**Exercise prompt**: The reply should hold every record, copied exactly, and none of the pictures.

**Provided records**:
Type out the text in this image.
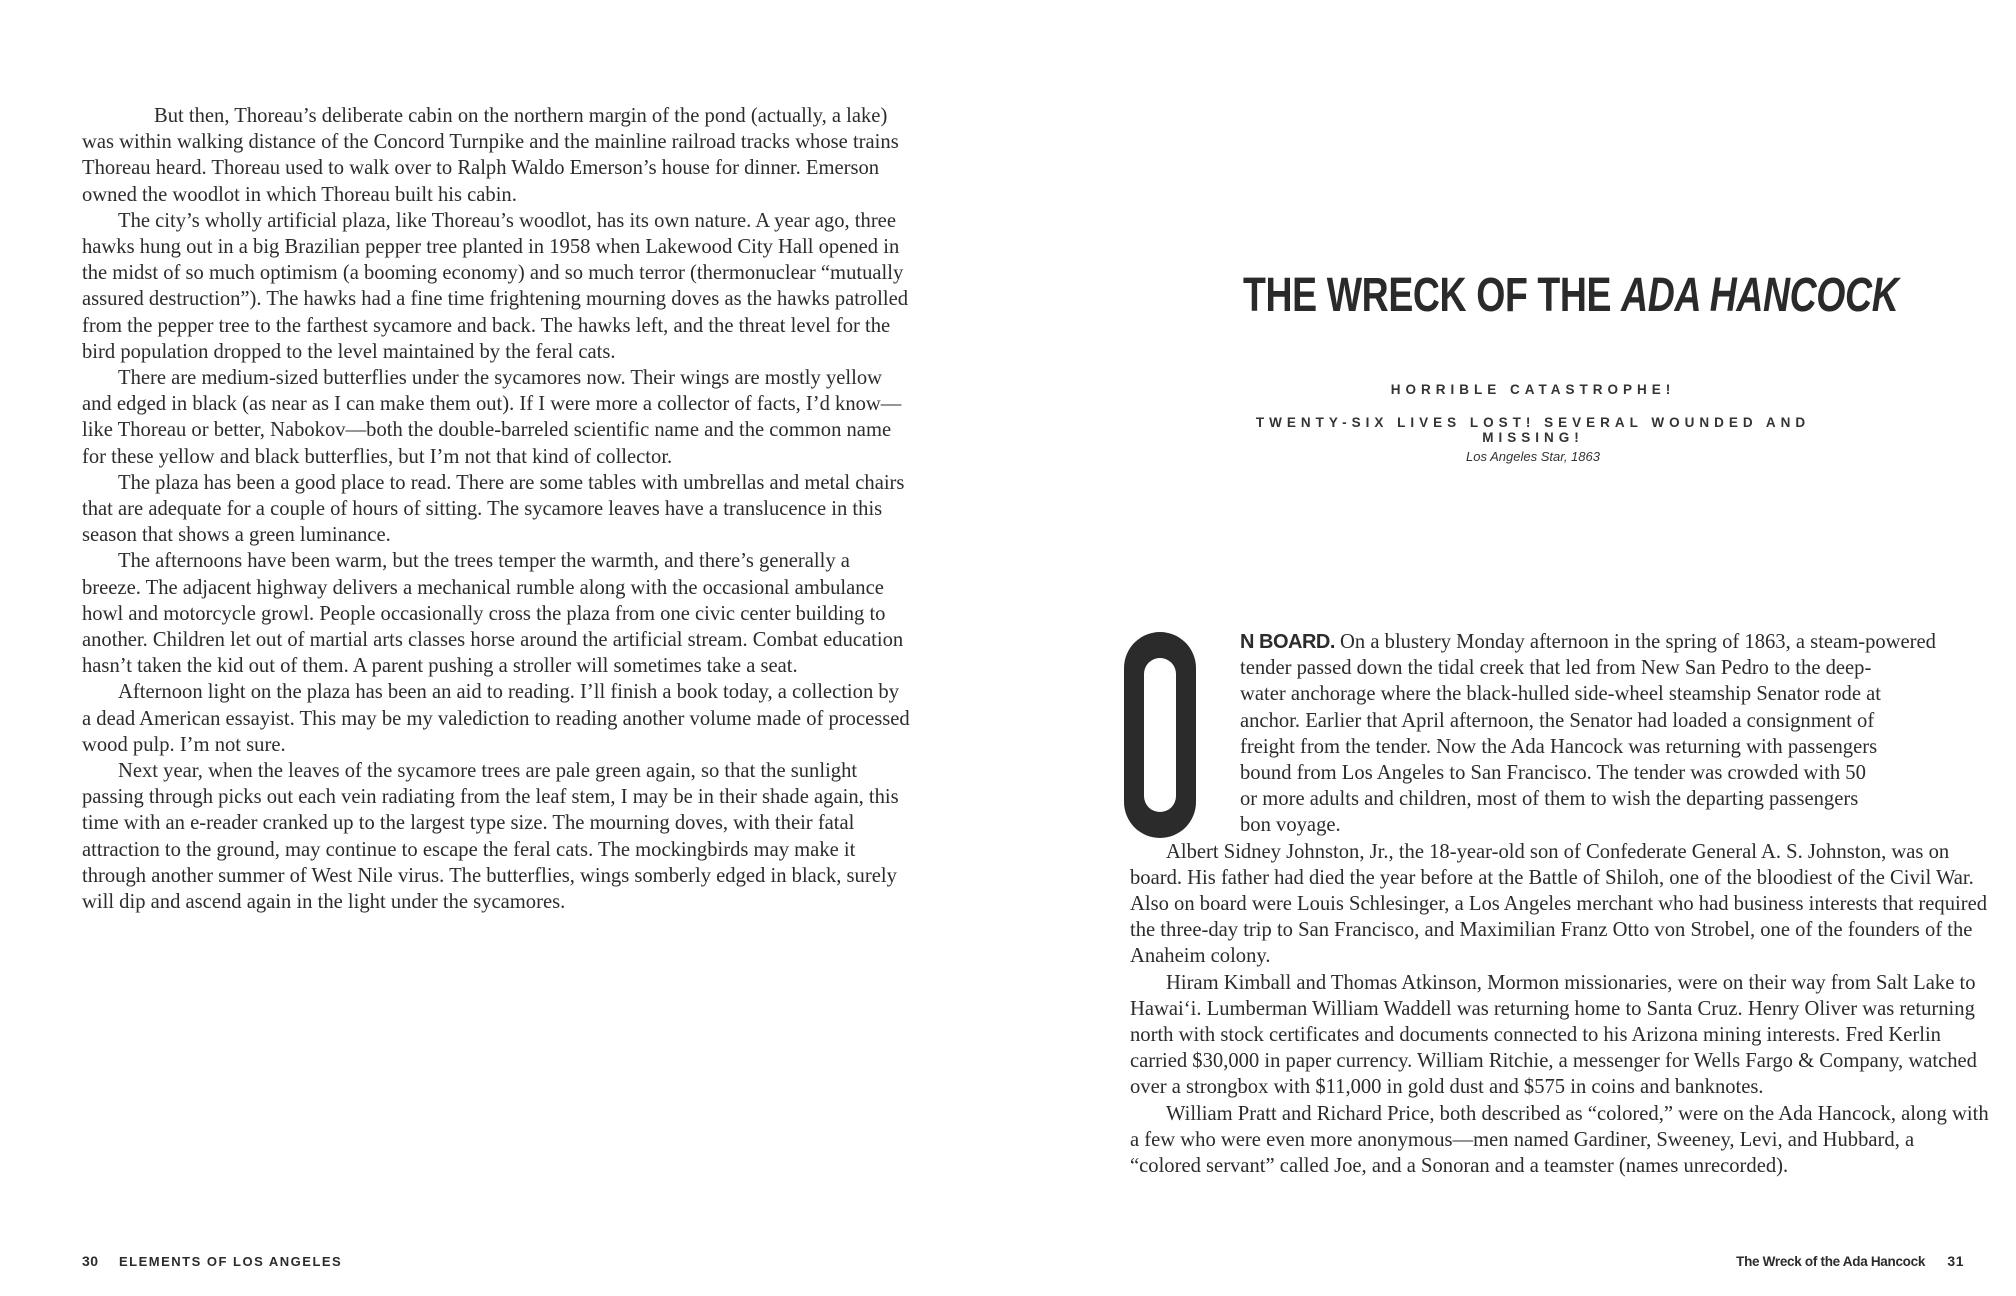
But then, Thoreau’s deliberate cabin on the northern margin of the pond (actually, a lake) was within walking distance of the Concord Turnpike and the mainline railroad tracks whose trains Thoreau heard. Thoreau used to walk over to Ralph Waldo Emerson’s house for dinner. Emerson owned the woodlot in which Thoreau built his cabin.

The city’s wholly artificial plaza, like Thoreau’s woodlot, has its own nature. A year ago, three hawks hung out in a big Brazilian pepper tree planted in 1958 when Lakewood City Hall opened in the midst of so much optimism (a booming economy) and so much terror (thermonuclear “mutually assured destruction”). The hawks had a fine time frightening mourning doves as the hawks patrolled from the pepper tree to the farthest sycamore and back. The hawks left, and the threat level for the bird population dropped to the level maintained by the feral cats.

There are medium-sized butterflies under the sycamores now. Their wings are mostly yellow and edged in black (as near as I can make them out). If I were more a collector of facts, I’d know—like Thoreau or better, Nabokov—both the double-barreled scientific name and the common name for these yellow and black butterflies, but I’m not that kind of collector.

The plaza has been a good place to read. There are some tables with umbrellas and metal chairs that are adequate for a couple of hours of sitting. The sycamore leaves have a translucence in this season that shows a green luminance.

The afternoons have been warm, but the trees temper the warmth, and there’s generally a breeze. The adjacent highway delivers a mechanical rumble along with the occasional ambulance howl and motorcycle growl. People occasionally cross the plaza from one civic center building to another. Children let out of martial arts classes horse around the artificial stream. Combat education hasn’t taken the kid out of them. A parent pushing a stroller will sometimes take a seat.

Afternoon light on the plaza has been an aid to reading. I’ll finish a book today, a collection by a dead American essayist. This may be my valediction to reading another volume made of processed wood pulp. I’m not sure.

Next year, when the leaves of the sycamore trees are pale green again, so that the sunlight passing through picks out each vein radiating from the leaf stem, I may be in their shade again, this time with an e-reader cranked up to the largest type size. The mourning doves, with their fatal attraction to the ground, may continue to escape the feral cats. The mockingbirds may make it through another summer of West Nile virus. The butterflies, wings somberly edged in black, surely will dip and ascend again in the light under the sycamores.

30 ELEMENTS OF LOS ANGELES
THE WRECK OF THE ADA HANCOCK
HORRIBLE CATASTROPHE!
TWENTY-SIX LIVES LOST! SEVERAL WOUNDED AND MISSING!
Los Angeles Star, 1863

N BOARD. On a blustery Monday afternoon in the spring of 1863, a steam-powered
tender passed down the tidal creek that led from New San Pedro to the deep-
water anchorage where the black-hulled side-wheel steamship Senator rode at
anchor. Earlier that April afternoon, the Senator had loaded a consignment of
freight from the tender. Now the Ada Hancock was returning with passengers
bound from Los Angeles to San Francisco. The tender was crowded with 50
or more adults and children, most of them to wish the departing passengers
bon voyage.

Albert Sidney Johnston, Jr., the 18-year-old son of Confederate General A. S. Johnston, was on board. His father had died the year before at the Battle of Shiloh, one of the bloodiest of the Civil War. Also on board were Louis Schlesinger, a Los Angeles merchant who had business interests that required the three-day trip to San Francisco, and Maximilian Franz Otto von Strobel, one of the founders of the Anaheim colony.

Hiram Kimball and Thomas Atkinson, Mormon missionaries, were on their way from Salt Lake to Hawai‘i. Lumberman William Waddell was returning home to Santa Cruz. Henry Oliver was returning north with stock certificates and documents connected to his Arizona mining interests. Fred Kerlin carried $30,000 in paper currency. William Ritchie, a messenger for Wells Fargo & Company, watched over a strongbox with $11,000 in gold dust and $575 in coins and banknotes.

William Pratt and Richard Price, both described as “colored,” were on the Ada Hancock, along with a few who were even more anonymous—men named Gardiner, Sweeney, Levi, and Hubbard, a “colored servant” called Joe, and a Sonoran and a teamster (names unrecorded).

The Wreck of the Ada Hancock 31
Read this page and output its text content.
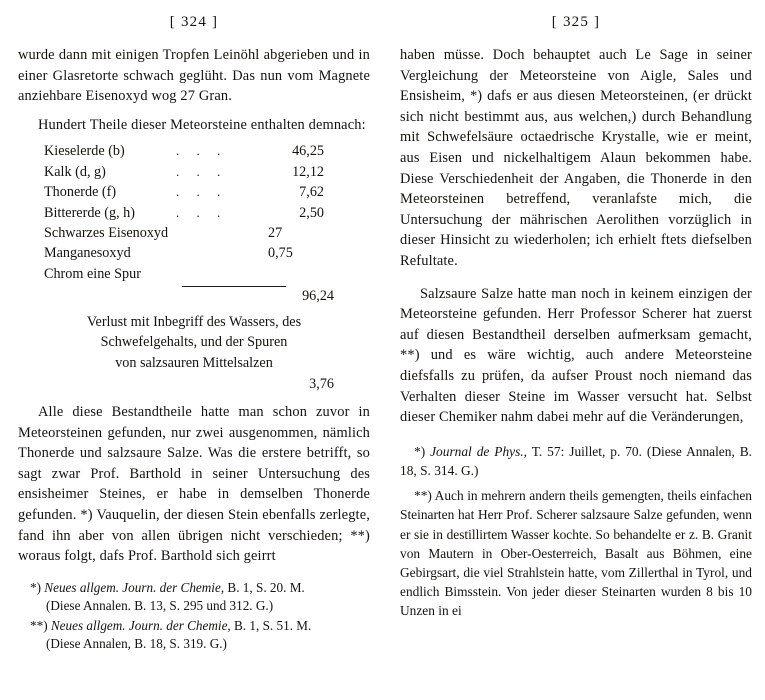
[ 324 ]

wurde dann mit einigen Tropfen Leinöhl abgerieben und in einer Glasretorte schwach geglüht. Das nun vom Magnete anziehbare Eisenoxyd wog 27 Gran.

Hundert Theile dieser Meteorsteine enthalten demnach:

Kieselerde (b)	. . .	46,25
Kalk (d, g)	. . .	12,12
Thonerde (f)	. . .	7,62
Bittererde (g, h)	. . .	2,50
Schwarzes Eisenoxyd	27
Manganesoxyd	0,75
Chrom eine Spur
96,24
Verlust mit Inbegriff des Wassers, des
Schwefelgehalts, und der Spuren
von salzsauren Mittelsalzen
3,76

Alle diese Bestandtheile hatte man schon zuvor in Meteorsteinen gefunden, nur zwei ausgenommen, nämlich Thonerde und salzsaure Salze. Was die erstere betrifft, so sagt zwar Prof. Barthold in seiner Untersuchung des ensisheimer Steines, er habe in demselben Thonerde gefunden. *) Vauquelin, der diesen Stein ebenfalls zerlegte, fand ihn aber von allen übrigen nicht verschieden; **) woraus folgt, dafs Prof. Barthold sich geirrt

*) Neues allgem. Journ. der Chemie, B. 1, S. 20. M.
(Diese Annalen. B. 13, S. 295 und 312. G.)

**) Neues allgem. Journ. der Chemie, B. 1, S. 51. M.
(Diese Annalen, B. 18, S. 319. G.)

[ 325 ]

haben müsse. Doch behauptet auch Le Sage in seiner Vergleichung der Meteorsteine von Aigle, Sales und Ensisheim, *) dafs er aus diesen Meteorsteinen, (er drückt sich nicht bestimmt aus, aus welchen,) durch Behandlung mit Schwefelsäure octaedrische Krystalle, wie er meint, aus Eisen und nickelhaltigem Alaun bekommen habe. Diese Verschiedenheit der Angaben, die Thonerde in den Meteorsteinen betreffend, veranlafste mich, die Untersuchung der mährischen Aerolithen vorzüglich in dieser Hinsicht zu wiederholen; ich erhielt ftets diefselben Refultate.

Salzsaure Salze hatte man noch in keinem einzigen der Meteorsteine gefunden. Herr Professor Scherer hat zuerst auf diesen Bestandtheil derselben aufmerksam gemacht, **) und es wäre wichtig, auch andere Meteorsteine diefsfalls zu prüfen, da aufser Proust noch niemand das Verhalten dieser Steine im Wasser versucht hat. Selbst dieser Chemiker nahm dabei mehr auf die Veränderungen,

*) Journal de Phys., T. 57: Juillet, p. 70. (Diese Annalen, B. 18, S. 314. G.)

**) Auch in mehrern andern theils gemengten, theils einfachen Steinarten hat Herr Prof. Scherer salzsaure Salze gefunden, wenn er sie in destillirtem Wasser kochte. So behandelte er z. B. Granit von Mautern in Ober-Oesterreich, Basalt aus Böhmen, eine Gebirgsart, die viel Strahlstein hatte, vom Zillerthal in Tyrol, und endlich Bimsstein. Von jeder dieser Steinarten wurden 8 bis 10 Unzen in ei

**Output**:
Type out the text in this image.
But then, Thoreau’s deliberate cabin on the northern margin of the pond (actually, a lake) was within walking distance of the Concord Turnpike and the mainline railroad tracks whose trains Thoreau heard. Thoreau used to walk over to Ralph Waldo Emerson’s house for dinner. Emerson owned the woodlot in which Thoreau built his cabin.

The city’s wholly artificial plaza, like Thoreau’s woodlot, has its own nature. A year ago, three hawks hung out in a big Brazilian pepper tree planted in 1958 when Lakewood City Hall opened in the midst of so much optimism (a booming economy) and so much terror (thermonuclear “mutually assured destruction”). The hawks had a fine time frightening mourning doves as the hawks patrolled from the pepper tree to the farthest sycamore and back. The hawks left, and the threat level for the bird population dropped to the level maintained by the feral cats.

There are medium-sized butterflies under the sycamores now. Their wings are mostly yellow and edged in black (as near as I can make them out). If I were more a collector of facts, I’d know—like Thoreau or better, Nabokov—both the double-barreled scientific name and the common name for these yellow and black butterflies, but I’m not that kind of collector.

The plaza has been a good place to read. There are some tables with umbrellas and metal chairs that are adequate for a couple of hours of sitting. The sycamore leaves have a translucence in this season that shows a green luminance.

The afternoons have been warm, but the trees temper the warmth, and there’s generally a breeze. The adjacent highway delivers a mechanical rumble along with the occasional ambulance howl and motorcycle growl. People occasionally cross the plaza from one civic center building to another. Children let out of martial arts classes horse around the artificial stream. Combat education hasn’t taken the kid out of them. A parent pushing a stroller will sometimes take a seat.

Afternoon light on the plaza has been an aid to reading. I’ll finish a book today, a collection by a dead American essayist. This may be my valediction to reading another volume made of processed wood pulp. I’m not sure.

Next year, when the leaves of the sycamore trees are pale green again, so that the sunlight passing through picks out each vein radiating from the leaf stem, I may be in their shade again, this time with an e-reader cranked up to the largest type size. The mourning doves, with their fatal attraction to the ground, may continue to escape the feral cats. The mockingbirds may make it through another summer of West Nile virus. The butterflies, wings somberly edged in black, surely will dip and ascend again in the light under the sycamores.

30 ELEMENTS OF LOS ANGELES
THE WRECK OF THE ADA HANCOCK
HORRIBLE CATASTROPHE!
TWENTY-SIX LIVES LOST! SEVERAL WOUNDED AND MISSING!
Los Angeles Star, 1863

N BOARD. On a blustery Monday afternoon in the spring of 1863, a steam-powered
tender passed down the tidal creek that led from New San Pedro to the deep-
water anchorage where the black-hulled side-wheel steamship Senator rode at
anchor. Earlier that April afternoon, the Senator had loaded a consignment of
freight from the tender. Now the Ada Hancock was returning with passengers
bound from Los Angeles to San Francisco. The tender was crowded with 50
or more adults and children, most of them to wish the departing passengers
bon voyage.

Albert Sidney Johnston, Jr., the 18-year-old son of Confederate General A. S. Johnston, was on board. His father had died the year before at the Battle of Shiloh, one of the bloodiest of the Civil War. Also on board were Louis Schlesinger, a Los Angeles merchant who had business interests that required the three-day trip to San Francisco, and Maximilian Franz Otto von Strobel, one of the founders of the Anaheim colony.

Hiram Kimball and Thomas Atkinson, Mormon missionaries, were on their way from Salt Lake to Hawai‘i. Lumberman William Waddell was returning home to Santa Cruz. Henry Oliver was returning north with stock certificates and documents connected to his Arizona mining interests. Fred Kerlin carried $30,000 in paper currency. William Ritchie, a messenger for Wells Fargo & Company, watched over a strongbox with $11,000 in gold dust and $575 in coins and banknotes.

William Pratt and Richard Price, both described as “colored,” were on the Ada Hancock, along with a few who were even more anonymous—men named Gardiner, Sweeney, Levi, and Hubbard, a “colored servant” called Joe, and a Sonoran and a teamster (names unrecorded).

The Wreck of the Ada Hancock 31
Read this page and output its text content.
[ 324 ]

wurde dann mit einigen Tropfen Leinöhl abgerieben und in einer Glasretorte schwach geglüht. Das nun vom Magnete anziehbare Eisenoxyd wog 27 Gran.

Hundert Theile dieser Meteorsteine enthalten demnach:

Kieselerde (b)	. . .	46,25
Kalk (d, g)	. . .	12,12
Thonerde (f)	. . .	7,62
Bittererde (g, h)	. . .	2,50
Schwarzes Eisenoxyd	27
Manganesoxyd	0,75
Chrom eine Spur
96,24
Verlust mit Inbegriff des Wassers, des
Schwefelgehalts, und der Spuren
von salzsauren Mittelsalzen
3,76

Alle diese Bestandtheile hatte man schon zuvor in Meteorsteinen gefunden, nur zwei ausgenommen, nämlich Thonerde und salzsaure Salze. Was die erstere betrifft, so sagt zwar Prof. Barthold in seiner Untersuchung des ensisheimer Steines, er habe in demselben Thonerde gefunden. *) Vauquelin, der diesen Stein ebenfalls zerlegte, fand ihn aber von allen übrigen nicht verschieden; **) woraus folgt, dafs Prof. Barthold sich geirrt

*) Neues allgem. Journ. der Chemie, B. 1, S. 20. M.
(Diese Annalen. B. 13, S. 295 und 312. G.)

**) Neues allgem. Journ. der Chemie, B. 1, S. 51. M.
(Diese Annalen, B. 18, S. 319. G.)

[ 325 ]

haben müsse. Doch behauptet auch Le Sage in seiner Vergleichung der Meteorsteine von Aigle, Sales und Ensisheim, *) dafs er aus diesen Meteorsteinen, (er drückt sich nicht bestimmt aus, aus welchen,) durch Behandlung mit Schwefelsäure octaedrische Krystalle, wie er meint, aus Eisen und nickelhaltigem Alaun bekommen habe. Diese Verschiedenheit der Angaben, die Thonerde in den Meteorsteinen betreffend, veranlafste mich, die Untersuchung der mährischen Aerolithen vorzüglich in dieser Hinsicht zu wiederholen; ich erhielt ftets diefselben Refultate.

Salzsaure Salze hatte man noch in keinem einzigen der Meteorsteine gefunden. Herr Professor Scherer hat zuerst auf diesen Bestandtheil derselben aufmerksam gemacht, **) und es wäre wichtig, auch andere Meteorsteine diefsfalls zu prüfen, da aufser Proust noch niemand das Verhalten dieser Steine im Wasser versucht hat. Selbst dieser Chemiker nahm dabei mehr auf die Veränderungen,

*) Journal de Phys., T. 57: Juillet, p. 70. (Diese Annalen, B. 18, S. 314. G.)

**) Auch in mehrern andern theils gemengten, theils einfachen Steinarten hat Herr Prof. Scherer salzsaure Salze gefunden, wenn er sie in destillirtem Wasser kochte. So behandelte er z. B. Granit von Mautern in Ober-Oesterreich, Basalt aus Böhmen, eine Gebirgsart, die viel Strahlstein hatte, vom Zillerthal in Tyrol, und endlich Bimsstein. Von jeder dieser Steinarten wurden 8 bis 10 Unzen in ei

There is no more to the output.